*Raw records*
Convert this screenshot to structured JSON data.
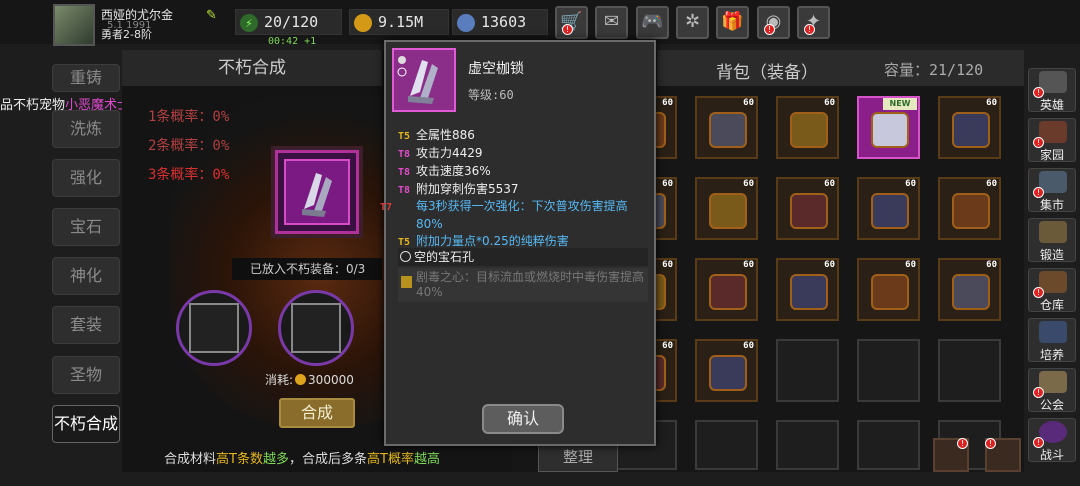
{
  "player": {
    "name": "西娅的尤尔金",
    "rank": "勇者2-8阶",
    "rank_sub": "5.1 1991"
  },
  "resources": [
    {
      "name": "stamina",
      "value": "20/120"
    },
    {
      "name": "gold",
      "value": "9.15M"
    },
    {
      "name": "gems",
      "value": "13603"
    }
  ],
  "timer": "00:42 +1",
  "top_buttons": [
    "shop-icon",
    "mail-icon",
    "gamepad-icon",
    "settings-icon",
    "gift-icon",
    "wheel-icon",
    "event-icon"
  ],
  "left_menu": {
    "items": [
      "重铸",
      "洗炼",
      "强化",
      "宝石",
      "神化",
      "套装",
      "圣物",
      "不朽合成"
    ],
    "active": "不朽合成"
  },
  "pet_text": {
    "prefix": "品不朽宠物",
    "name": "小恶魔术士"
  },
  "immortal": {
    "title": "不朽合成",
    "chances": [
      "1条概率：0%",
      "2条概率：0%",
      "3条概率：0%"
    ],
    "placed_label": "已放入不朽装备：0/3",
    "cost_label": "消耗:",
    "cost_value": "300000",
    "synth_button": "合成",
    "hint": {
      "a": "合成材料",
      "b": "高T条数",
      "c": "越多",
      "d": "，合成后多条",
      "e": "高T概率",
      "f": "越高"
    }
  },
  "bag": {
    "title": "背包（装备）",
    "capacity": "容量：21/120",
    "sort_button": "整理",
    "new_tag": "NEW",
    "level": "60"
  },
  "right_sidebar": [
    {
      "label": "英雄",
      "icon": "hero-icon"
    },
    {
      "label": "家园",
      "icon": "home-icon"
    },
    {
      "label": "集市",
      "icon": "market-icon"
    },
    {
      "label": "锻造",
      "icon": "anvil-icon"
    },
    {
      "label": "仓库",
      "icon": "warehouse-icon"
    },
    {
      "label": "培养",
      "icon": "train-icon"
    },
    {
      "label": "公会",
      "icon": "guild-icon"
    },
    {
      "label": "战斗",
      "icon": "battle-icon"
    }
  ],
  "tooltip": {
    "item_name": "虚空枷锁",
    "level": "等级:60",
    "stats": [
      {
        "tier": "T5",
        "text": "全属性886",
        "tier_color": "#e2b51f",
        "blue": false
      },
      {
        "tier": "T8",
        "text": "攻击力4429",
        "tier_color": "#e14cc8",
        "blue": false
      },
      {
        "tier": "T8",
        "text": "攻击速度36%",
        "tier_color": "#e14cc8",
        "blue": false
      },
      {
        "tier": "T8",
        "text": "附加穿刺伤害5537",
        "tier_color": "#e14cc8",
        "blue": false
      },
      {
        "tier": "T7",
        "text": "每3秒获得一次强化：下次普攻伤害提高80%",
        "tier_color": "#d83a3a",
        "blue": true
      },
      {
        "tier": "T5",
        "text": "附加力量点*0.25的纯粹伤害",
        "tier_color": "#e2b51f",
        "blue": true
      }
    ],
    "gem_slot": "空的宝石孔",
    "set_desc": "剧毒之心：目标流血或燃烧时中毒伤害提高40%",
    "confirm_button": "确认"
  }
}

*To be done*
Output, exactly, all the records above; include no pictures.

*The solution*
Convert this screenshot to structured JSON data.
{
  "player": {
    "name": "西娅的尤尔金",
    "rank": "勇者2-8阶",
    "rank_sub": "5.1 1991"
  },
  "resources": [
    {
      "name": "stamina",
      "value": "20/120"
    },
    {
      "name": "gold",
      "value": "9.15M"
    },
    {
      "name": "gems",
      "value": "13603"
    }
  ],
  "timer": "00:42 +1",
  "top_buttons": [
    "shop-icon",
    "mail-icon",
    "gamepad-icon",
    "settings-icon",
    "gift-icon",
    "wheel-icon",
    "event-icon"
  ],
  "left_menu": {
    "items": [
      "重铸",
      "洗炼",
      "强化",
      "宝石",
      "神化",
      "套装",
      "圣物",
      "不朽合成"
    ],
    "active": "不朽合成"
  },
  "pet_text": {
    "prefix": "品不朽宠物",
    "name": "小恶魔术士"
  },
  "immortal": {
    "title": "不朽合成",
    "chances": [
      "1条概率：0%",
      "2条概率：0%",
      "3条概率：0%"
    ],
    "placed_label": "已放入不朽装备：0/3",
    "cost_label": "消耗:",
    "cost_value": "300000",
    "synth_button": "合成",
    "hint": {
      "a": "合成材料",
      "b": "高T条数",
      "c": "越多",
      "d": "，合成后多条",
      "e": "高T概率",
      "f": "越高"
    }
  },
  "bag": {
    "title": "背包（装备）",
    "capacity": "容量：21/120",
    "sort_button": "整理",
    "new_tag": "NEW",
    "level": "60"
  },
  "right_sidebar": [
    {
      "label": "英雄",
      "icon": "hero-icon"
    },
    {
      "label": "家园",
      "icon": "home-icon"
    },
    {
      "label": "集市",
      "icon": "market-icon"
    },
    {
      "label": "锻造",
      "icon": "anvil-icon"
    },
    {
      "label": "仓库",
      "icon": "warehouse-icon"
    },
    {
      "label": "培养",
      "icon": "train-icon"
    },
    {
      "label": "公会",
      "icon": "guild-icon"
    },
    {
      "label": "战斗",
      "icon": "battle-icon"
    }
  ],
  "tooltip": {
    "item_name": "虚空枷锁",
    "level": "等级:60",
    "stats": [
      {
        "tier": "T5",
        "text": "全属性886",
        "tier_color": "#e2b51f",
        "blue": false
      },
      {
        "tier": "T8",
        "text": "攻击力4429",
        "tier_color": "#e14cc8",
        "blue": false
      },
      {
        "tier": "T8",
        "text": "攻击速度36%",
        "tier_color": "#e14cc8",
        "blue": false
      },
      {
        "tier": "T8",
        "text": "附加穿刺伤害5537",
        "tier_color": "#e14cc8",
        "blue": false
      },
      {
        "tier": "T7",
        "text": "每3秒获得一次强化：下次普攻伤害提高80%",
        "tier_color": "#d83a3a",
        "blue": true
      },
      {
        "tier": "T5",
        "text": "附加力量点*0.25的纯粹伤害",
        "tier_color": "#e2b51f",
        "blue": true
      }
    ],
    "gem_slot": "空的宝石孔",
    "set_desc": "剧毒之心：目标流血或燃烧时中毒伤害提高40%",
    "confirm_button": "确认"
  }
}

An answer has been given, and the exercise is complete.